**Exercise details:** Collect every line below that contains the word "merupakan".

**Material for this task:**
_ _ _ _ _ _ _

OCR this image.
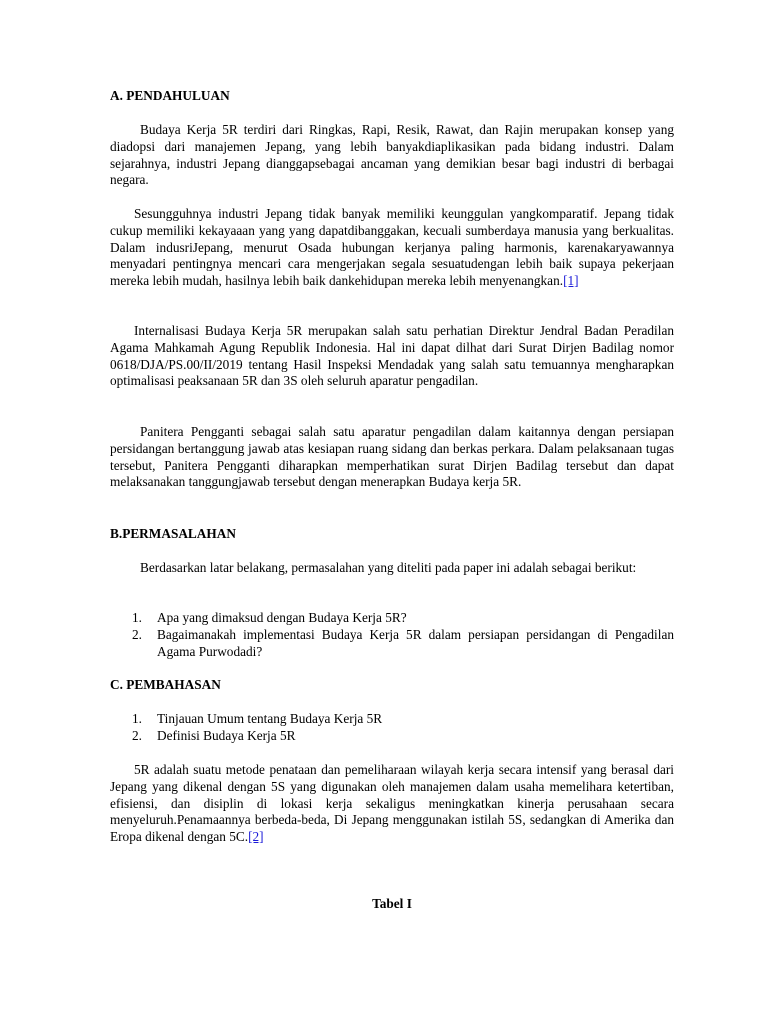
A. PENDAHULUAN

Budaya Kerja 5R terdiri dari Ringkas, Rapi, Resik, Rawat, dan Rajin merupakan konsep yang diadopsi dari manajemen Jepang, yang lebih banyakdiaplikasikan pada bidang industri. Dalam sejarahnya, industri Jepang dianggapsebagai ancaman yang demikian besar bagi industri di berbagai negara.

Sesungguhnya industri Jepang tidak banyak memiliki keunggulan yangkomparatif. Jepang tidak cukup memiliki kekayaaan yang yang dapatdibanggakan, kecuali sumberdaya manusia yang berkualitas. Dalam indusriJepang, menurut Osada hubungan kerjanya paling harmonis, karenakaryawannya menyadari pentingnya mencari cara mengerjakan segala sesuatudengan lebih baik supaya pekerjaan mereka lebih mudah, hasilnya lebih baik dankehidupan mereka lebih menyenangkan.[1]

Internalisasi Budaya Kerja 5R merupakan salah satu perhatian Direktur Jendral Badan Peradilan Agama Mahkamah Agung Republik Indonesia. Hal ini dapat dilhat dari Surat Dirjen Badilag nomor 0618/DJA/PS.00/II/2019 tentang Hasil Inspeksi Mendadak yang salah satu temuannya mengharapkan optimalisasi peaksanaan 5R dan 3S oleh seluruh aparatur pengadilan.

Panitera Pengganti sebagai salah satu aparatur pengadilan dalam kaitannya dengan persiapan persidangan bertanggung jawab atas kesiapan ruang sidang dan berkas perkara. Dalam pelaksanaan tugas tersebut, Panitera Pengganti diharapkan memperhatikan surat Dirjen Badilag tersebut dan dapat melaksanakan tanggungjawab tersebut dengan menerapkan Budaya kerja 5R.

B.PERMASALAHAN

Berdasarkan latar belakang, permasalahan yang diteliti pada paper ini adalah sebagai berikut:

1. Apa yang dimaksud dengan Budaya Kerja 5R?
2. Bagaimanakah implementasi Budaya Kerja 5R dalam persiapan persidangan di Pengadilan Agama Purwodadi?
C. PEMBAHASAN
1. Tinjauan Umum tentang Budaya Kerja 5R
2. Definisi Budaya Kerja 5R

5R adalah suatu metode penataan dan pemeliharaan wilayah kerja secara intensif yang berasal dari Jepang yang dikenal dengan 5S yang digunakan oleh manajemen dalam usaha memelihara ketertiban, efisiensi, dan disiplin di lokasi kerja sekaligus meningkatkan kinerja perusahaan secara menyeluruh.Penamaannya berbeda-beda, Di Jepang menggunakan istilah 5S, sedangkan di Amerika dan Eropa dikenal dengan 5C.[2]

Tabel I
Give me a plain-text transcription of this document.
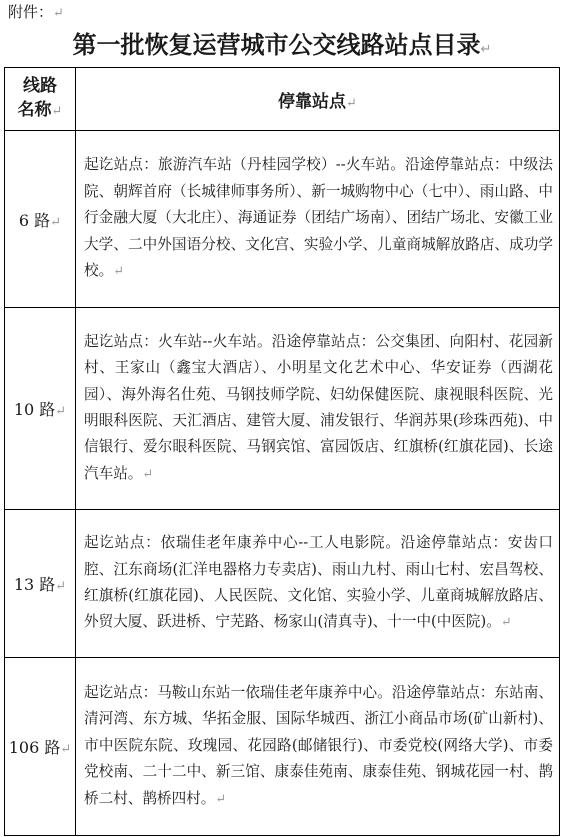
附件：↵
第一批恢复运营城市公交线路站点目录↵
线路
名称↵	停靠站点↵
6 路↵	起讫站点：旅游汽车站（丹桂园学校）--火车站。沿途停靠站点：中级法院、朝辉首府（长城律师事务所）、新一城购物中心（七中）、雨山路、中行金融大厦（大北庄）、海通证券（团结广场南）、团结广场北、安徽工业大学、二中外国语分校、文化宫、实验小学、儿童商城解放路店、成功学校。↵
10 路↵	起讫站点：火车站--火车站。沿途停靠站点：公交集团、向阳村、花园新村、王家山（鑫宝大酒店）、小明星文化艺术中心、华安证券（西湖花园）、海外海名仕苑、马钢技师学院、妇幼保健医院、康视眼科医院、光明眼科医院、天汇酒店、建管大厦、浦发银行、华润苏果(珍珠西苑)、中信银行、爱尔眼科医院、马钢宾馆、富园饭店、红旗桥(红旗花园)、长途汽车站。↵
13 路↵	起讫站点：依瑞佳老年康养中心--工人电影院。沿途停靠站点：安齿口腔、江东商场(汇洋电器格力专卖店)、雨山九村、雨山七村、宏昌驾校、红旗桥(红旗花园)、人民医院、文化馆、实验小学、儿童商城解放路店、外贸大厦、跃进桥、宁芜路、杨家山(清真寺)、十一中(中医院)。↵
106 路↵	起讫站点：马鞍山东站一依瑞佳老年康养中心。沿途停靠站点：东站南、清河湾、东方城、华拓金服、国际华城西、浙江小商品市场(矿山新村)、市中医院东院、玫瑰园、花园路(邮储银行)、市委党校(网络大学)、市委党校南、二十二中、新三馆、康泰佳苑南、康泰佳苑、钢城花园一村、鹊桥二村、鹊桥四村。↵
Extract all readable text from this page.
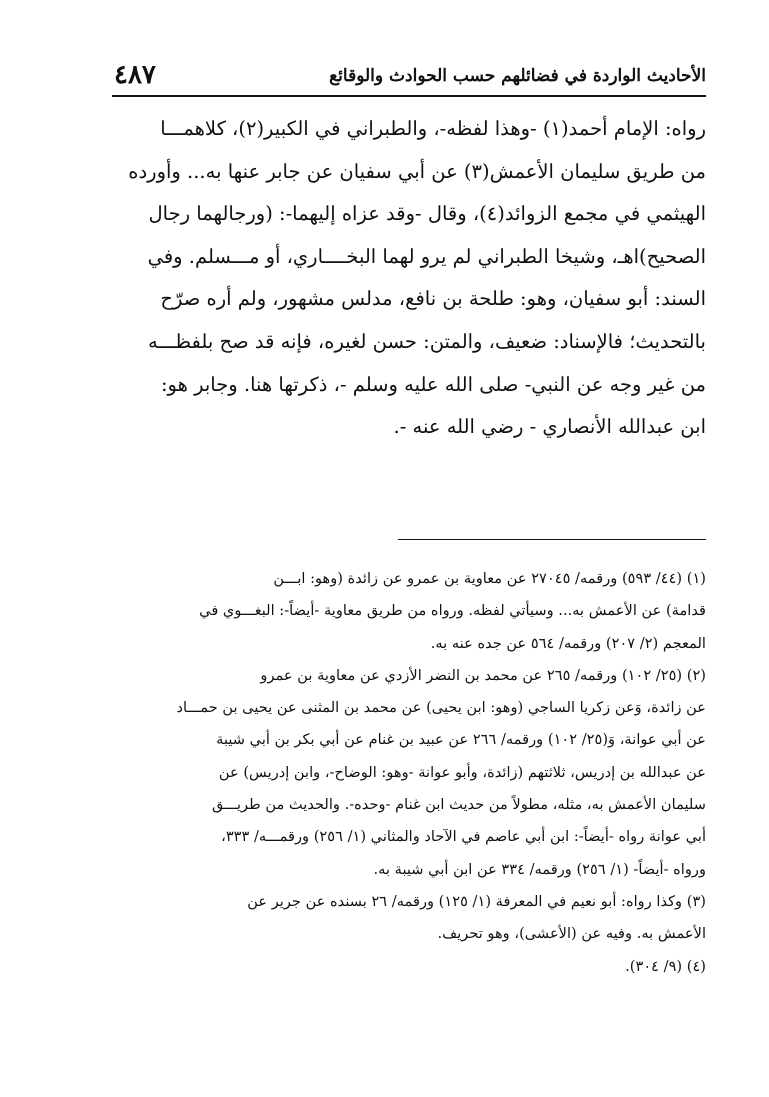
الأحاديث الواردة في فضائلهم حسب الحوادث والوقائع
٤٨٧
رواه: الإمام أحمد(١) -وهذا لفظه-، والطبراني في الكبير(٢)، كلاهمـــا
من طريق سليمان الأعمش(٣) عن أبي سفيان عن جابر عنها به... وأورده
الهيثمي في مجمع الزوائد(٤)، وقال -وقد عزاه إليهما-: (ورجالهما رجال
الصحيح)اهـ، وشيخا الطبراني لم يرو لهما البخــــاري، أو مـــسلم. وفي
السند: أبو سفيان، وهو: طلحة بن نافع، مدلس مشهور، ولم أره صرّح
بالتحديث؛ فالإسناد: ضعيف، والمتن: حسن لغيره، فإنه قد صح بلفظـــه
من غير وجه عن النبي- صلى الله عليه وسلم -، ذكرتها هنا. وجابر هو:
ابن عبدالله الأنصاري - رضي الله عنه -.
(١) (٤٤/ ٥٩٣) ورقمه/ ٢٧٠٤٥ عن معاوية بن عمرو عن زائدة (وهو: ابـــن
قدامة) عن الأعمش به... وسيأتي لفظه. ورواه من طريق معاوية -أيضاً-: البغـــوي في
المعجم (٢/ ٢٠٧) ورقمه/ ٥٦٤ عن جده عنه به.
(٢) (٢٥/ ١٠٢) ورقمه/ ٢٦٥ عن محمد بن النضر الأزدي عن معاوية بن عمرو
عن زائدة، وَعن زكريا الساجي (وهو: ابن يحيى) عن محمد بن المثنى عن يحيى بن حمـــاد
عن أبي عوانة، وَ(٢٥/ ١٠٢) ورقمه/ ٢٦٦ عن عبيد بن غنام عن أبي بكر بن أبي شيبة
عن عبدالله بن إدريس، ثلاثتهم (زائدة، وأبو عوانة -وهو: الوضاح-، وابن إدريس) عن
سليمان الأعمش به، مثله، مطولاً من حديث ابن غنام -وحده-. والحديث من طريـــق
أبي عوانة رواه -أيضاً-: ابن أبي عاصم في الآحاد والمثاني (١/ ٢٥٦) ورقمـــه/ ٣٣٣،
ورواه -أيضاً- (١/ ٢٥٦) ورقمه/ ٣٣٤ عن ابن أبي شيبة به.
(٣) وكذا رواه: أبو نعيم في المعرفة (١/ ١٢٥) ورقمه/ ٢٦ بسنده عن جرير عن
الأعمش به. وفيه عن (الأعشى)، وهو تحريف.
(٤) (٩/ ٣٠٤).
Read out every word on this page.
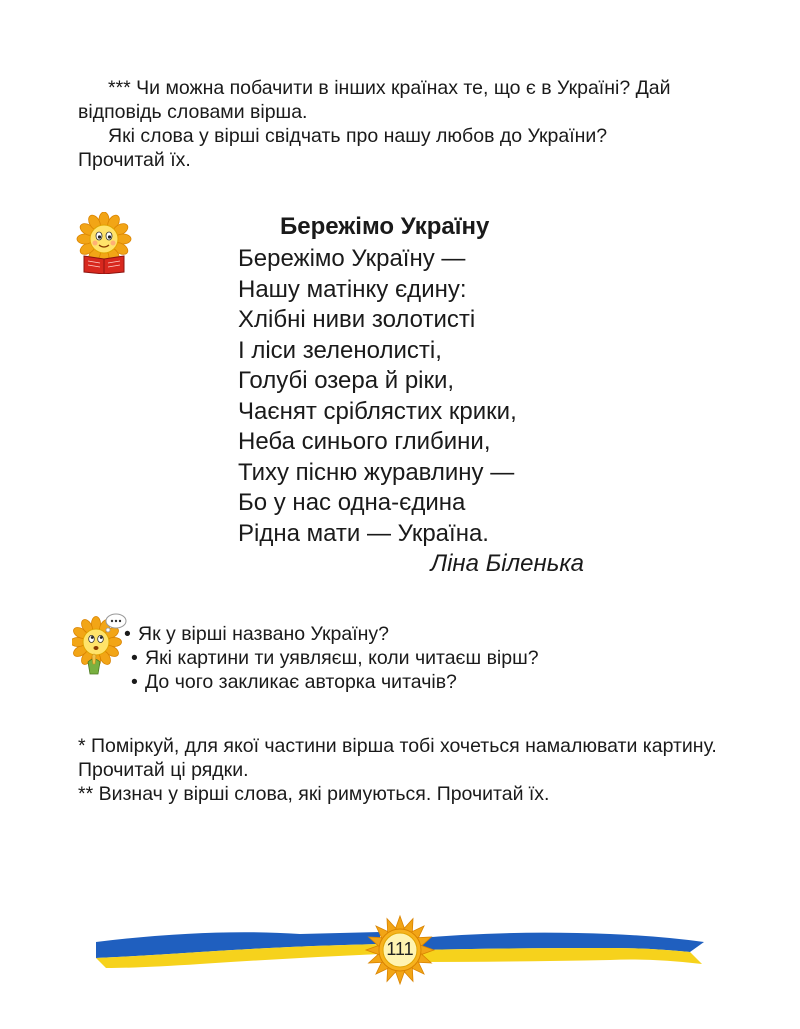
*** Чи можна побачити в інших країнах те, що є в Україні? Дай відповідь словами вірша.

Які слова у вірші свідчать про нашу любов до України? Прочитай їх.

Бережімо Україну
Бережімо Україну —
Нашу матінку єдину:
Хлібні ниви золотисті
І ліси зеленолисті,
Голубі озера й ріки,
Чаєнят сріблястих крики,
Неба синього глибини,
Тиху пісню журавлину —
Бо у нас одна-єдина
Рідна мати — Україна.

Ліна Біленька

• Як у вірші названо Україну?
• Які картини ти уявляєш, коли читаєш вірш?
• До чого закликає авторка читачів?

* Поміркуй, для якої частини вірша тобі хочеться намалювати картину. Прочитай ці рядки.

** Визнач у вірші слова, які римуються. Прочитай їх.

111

_ _ _ _ _ _ _

**Solution to this problem:**
Budaya Kerja 5R terdiri dari Ringkas, Rapi, Resik, Rawat, dan Rajin merupakan konsep yang diadopsi dari manajemen Jepang, yang lebih banyakdiaplikasikan pada bidang industri. Dalam sejarahnya, industri Jepang dianggapsebagai ancaman yang demikian besar bagi industri di berbagai negara.
Internalisasi Budaya Kerja 5R merupakan salah satu perhatian Direktur Jendral Badan Peradilan Agama Mahkamah Agung Republik Indonesia. Hal ini dapat dilhat dari Surat Dirjen Badilag nomor 0618/DJA/PS.00/II/2019 tentang Hasil Inspeksi Mendadak yang salah satu temuannya mengharapkan optimalisasi peaksanaan 5R dan 3S oleh seluruh aparatur pengadilan.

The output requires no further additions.